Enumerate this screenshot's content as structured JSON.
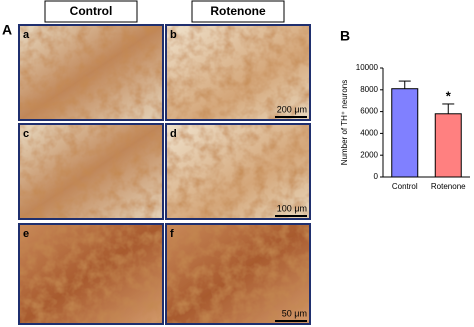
{
  "figure": {
    "label_a": "A",
    "label_b": "B",
    "columns": [
      "Control",
      "Rotenone"
    ],
    "panels": [
      {
        "letter": "a",
        "scale": null
      },
      {
        "letter": "b",
        "scale": "200 μm"
      },
      {
        "letter": "c",
        "scale": null
      },
      {
        "letter": "d",
        "scale": "100 μm"
      },
      {
        "letter": "e",
        "scale": null
      },
      {
        "letter": "f",
        "scale": "50 μm"
      }
    ]
  },
  "chart_data": {
    "type": "bar",
    "y_label": "Number of TH⁺ neurons",
    "categories": [
      "Control",
      "Rotenone"
    ],
    "values": [
      8100,
      5800
    ],
    "errors": [
      700,
      900
    ],
    "colors": [
      "#8080ff",
      "#ff8080"
    ],
    "annotation": "*",
    "annotation_index": 1,
    "ylim": [
      0,
      10000
    ],
    "yticks": [
      0,
      2000,
      4000,
      6000,
      8000,
      10000
    ]
  }
}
- - -
What to work on >> Gather up every line from the listing above in which the word "letter" occurs.

Output of the exercise >>
        "letter": "a",
        "letter": "b",
        "letter": "c",
        "letter": "d",
        "letter": "e",
        "letter": "f",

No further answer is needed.